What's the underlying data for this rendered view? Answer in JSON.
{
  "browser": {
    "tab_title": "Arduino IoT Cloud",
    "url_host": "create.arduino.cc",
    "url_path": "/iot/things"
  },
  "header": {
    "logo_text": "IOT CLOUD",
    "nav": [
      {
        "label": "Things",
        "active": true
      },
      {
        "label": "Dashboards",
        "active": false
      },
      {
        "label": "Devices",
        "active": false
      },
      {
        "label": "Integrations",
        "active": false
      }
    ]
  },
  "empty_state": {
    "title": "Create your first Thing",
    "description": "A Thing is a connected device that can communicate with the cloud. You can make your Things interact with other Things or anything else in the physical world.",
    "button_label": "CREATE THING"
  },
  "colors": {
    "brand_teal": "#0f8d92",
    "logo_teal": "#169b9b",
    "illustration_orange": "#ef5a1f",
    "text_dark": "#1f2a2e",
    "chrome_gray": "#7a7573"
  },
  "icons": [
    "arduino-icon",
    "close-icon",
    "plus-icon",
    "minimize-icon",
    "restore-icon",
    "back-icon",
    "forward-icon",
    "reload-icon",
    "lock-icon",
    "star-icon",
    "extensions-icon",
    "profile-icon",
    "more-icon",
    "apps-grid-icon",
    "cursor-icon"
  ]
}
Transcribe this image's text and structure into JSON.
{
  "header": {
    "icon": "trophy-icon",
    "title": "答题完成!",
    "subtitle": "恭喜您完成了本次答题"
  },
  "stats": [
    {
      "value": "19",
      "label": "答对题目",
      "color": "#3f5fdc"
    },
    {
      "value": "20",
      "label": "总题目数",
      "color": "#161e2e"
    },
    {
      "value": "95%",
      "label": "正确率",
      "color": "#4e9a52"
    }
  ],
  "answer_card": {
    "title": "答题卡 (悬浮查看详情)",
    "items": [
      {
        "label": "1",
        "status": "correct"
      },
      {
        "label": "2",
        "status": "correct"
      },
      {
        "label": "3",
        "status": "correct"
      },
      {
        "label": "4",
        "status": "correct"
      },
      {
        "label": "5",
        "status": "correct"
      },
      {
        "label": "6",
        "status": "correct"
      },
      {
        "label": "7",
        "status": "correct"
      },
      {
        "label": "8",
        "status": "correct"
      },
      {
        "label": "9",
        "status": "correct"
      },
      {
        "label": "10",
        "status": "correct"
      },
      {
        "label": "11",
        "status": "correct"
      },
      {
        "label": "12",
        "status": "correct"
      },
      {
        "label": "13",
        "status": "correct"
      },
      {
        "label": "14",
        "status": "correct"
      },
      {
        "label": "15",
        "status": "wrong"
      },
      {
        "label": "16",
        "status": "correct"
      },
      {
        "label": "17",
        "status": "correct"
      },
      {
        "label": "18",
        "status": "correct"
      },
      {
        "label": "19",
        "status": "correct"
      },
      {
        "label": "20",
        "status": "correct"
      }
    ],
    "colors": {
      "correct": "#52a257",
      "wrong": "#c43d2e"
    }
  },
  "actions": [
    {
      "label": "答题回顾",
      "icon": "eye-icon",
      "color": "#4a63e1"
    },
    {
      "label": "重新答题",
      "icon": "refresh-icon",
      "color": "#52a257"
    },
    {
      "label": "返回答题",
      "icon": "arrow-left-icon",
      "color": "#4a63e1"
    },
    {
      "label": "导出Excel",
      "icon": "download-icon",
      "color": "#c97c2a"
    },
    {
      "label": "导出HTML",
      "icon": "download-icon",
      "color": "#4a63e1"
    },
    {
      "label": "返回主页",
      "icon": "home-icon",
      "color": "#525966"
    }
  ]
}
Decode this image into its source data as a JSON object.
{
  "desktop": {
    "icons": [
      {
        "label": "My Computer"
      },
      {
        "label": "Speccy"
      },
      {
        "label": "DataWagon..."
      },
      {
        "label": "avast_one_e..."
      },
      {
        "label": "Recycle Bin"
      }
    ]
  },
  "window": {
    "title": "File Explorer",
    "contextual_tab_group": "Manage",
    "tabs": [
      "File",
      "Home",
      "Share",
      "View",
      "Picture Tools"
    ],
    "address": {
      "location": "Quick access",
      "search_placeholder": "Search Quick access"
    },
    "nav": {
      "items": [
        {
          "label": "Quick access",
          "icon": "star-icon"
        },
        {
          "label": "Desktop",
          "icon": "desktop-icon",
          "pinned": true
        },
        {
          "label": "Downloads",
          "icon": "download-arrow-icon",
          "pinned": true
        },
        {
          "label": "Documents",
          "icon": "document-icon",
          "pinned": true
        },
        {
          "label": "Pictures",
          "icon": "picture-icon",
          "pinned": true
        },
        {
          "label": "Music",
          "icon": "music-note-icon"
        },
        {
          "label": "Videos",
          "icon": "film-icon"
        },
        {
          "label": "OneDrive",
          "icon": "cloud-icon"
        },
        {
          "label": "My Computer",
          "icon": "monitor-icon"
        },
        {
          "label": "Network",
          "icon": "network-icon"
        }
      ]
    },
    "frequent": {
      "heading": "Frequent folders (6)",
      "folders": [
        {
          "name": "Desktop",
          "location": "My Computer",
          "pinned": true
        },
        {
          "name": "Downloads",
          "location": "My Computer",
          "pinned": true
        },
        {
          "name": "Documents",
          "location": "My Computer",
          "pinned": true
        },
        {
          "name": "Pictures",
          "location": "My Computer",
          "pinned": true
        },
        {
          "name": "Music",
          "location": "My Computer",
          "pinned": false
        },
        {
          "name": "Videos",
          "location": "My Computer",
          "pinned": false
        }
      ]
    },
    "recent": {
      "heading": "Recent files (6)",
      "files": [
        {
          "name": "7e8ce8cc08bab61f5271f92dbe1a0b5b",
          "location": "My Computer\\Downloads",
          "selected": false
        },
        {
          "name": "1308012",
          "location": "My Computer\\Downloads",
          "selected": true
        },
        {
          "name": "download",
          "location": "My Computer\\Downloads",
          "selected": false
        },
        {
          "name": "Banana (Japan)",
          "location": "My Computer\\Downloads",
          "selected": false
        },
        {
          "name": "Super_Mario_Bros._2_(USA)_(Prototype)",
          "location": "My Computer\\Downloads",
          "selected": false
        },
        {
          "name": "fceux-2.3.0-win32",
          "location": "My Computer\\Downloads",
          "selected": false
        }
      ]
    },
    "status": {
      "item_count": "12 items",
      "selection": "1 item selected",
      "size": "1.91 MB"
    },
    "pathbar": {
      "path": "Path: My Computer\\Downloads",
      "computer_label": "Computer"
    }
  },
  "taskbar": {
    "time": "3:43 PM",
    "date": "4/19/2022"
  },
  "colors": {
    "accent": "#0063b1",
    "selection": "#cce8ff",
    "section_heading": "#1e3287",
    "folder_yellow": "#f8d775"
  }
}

--------------------------------

== PROBLEM STATEMENT ==
Only lines with the word "selection" should be collected from the material.

== RESPONSE ==
      "selection": "1 item selected",
    "selection": "#cce8ff",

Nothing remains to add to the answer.